> _Direction_
Reproduce all the lines exactly as they stand, apart from the pictures.

— begin Given data —

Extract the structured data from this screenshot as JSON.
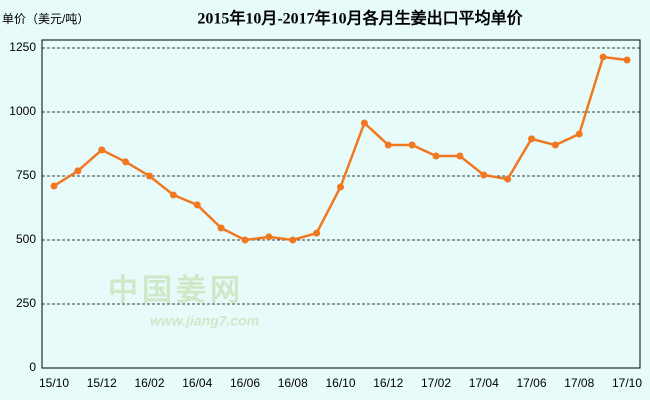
{
  "chart_data": {
    "type": "line",
    "title": "2015年10月-2017年10月各月生姜出口平均单价",
    "y_label": "单价（美元/吨）",
    "annotations": [
      "中国姜网",
      "www.jiang7.com"
    ],
    "categories": [
      "15/10",
      null,
      "15/12",
      null,
      "16/02",
      null,
      "16/04",
      null,
      "16/06",
      null,
      "16/08",
      null,
      "16/10",
      null,
      "16/12",
      null,
      "17/02",
      null,
      "17/04",
      null,
      "17/06",
      null,
      "17/08",
      null,
      "17/10"
    ],
    "series": [
      {
        "name": "平均单价",
        "color": "#f07820",
        "values": [
          711,
          770,
          852,
          805,
          750,
          676,
          637,
          547,
          500,
          512,
          500,
          527,
          707,
          957,
          871,
          871,
          828,
          828,
          754,
          738,
          895,
          871,
          914,
          1215,
          1203
        ]
      }
    ],
    "ylim": [
      0,
      1250
    ],
    "yticks": [
      0,
      250,
      500,
      750,
      1000,
      1250
    ],
    "grid": true
  }
}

— end Given data —

> _Task output_
Extract the structured data from this screenshot as JSON.
{
  "chart_data": {
    "type": "line",
    "title": "2015年10月-2017年10月各月生姜出口平均单价",
    "y_label": "单价（美元/吨）",
    "annotations": [
      "中国姜网",
      "www.jiang7.com"
    ],
    "categories": [
      "15/10",
      null,
      "15/12",
      null,
      "16/02",
      null,
      "16/04",
      null,
      "16/06",
      null,
      "16/08",
      null,
      "16/10",
      null,
      "16/12",
      null,
      "17/02",
      null,
      "17/04",
      null,
      "17/06",
      null,
      "17/08",
      null,
      "17/10"
    ],
    "series": [
      {
        "name": "平均单价",
        "color": "#f07820",
        "values": [
          711,
          770,
          852,
          805,
          750,
          676,
          637,
          547,
          500,
          512,
          500,
          527,
          707,
          957,
          871,
          871,
          828,
          828,
          754,
          738,
          895,
          871,
          914,
          1215,
          1203
        ]
      }
    ],
    "ylim": [
      0,
      1250
    ],
    "yticks": [
      0,
      250,
      500,
      750,
      1000,
      1250
    ],
    "grid": true
  }
}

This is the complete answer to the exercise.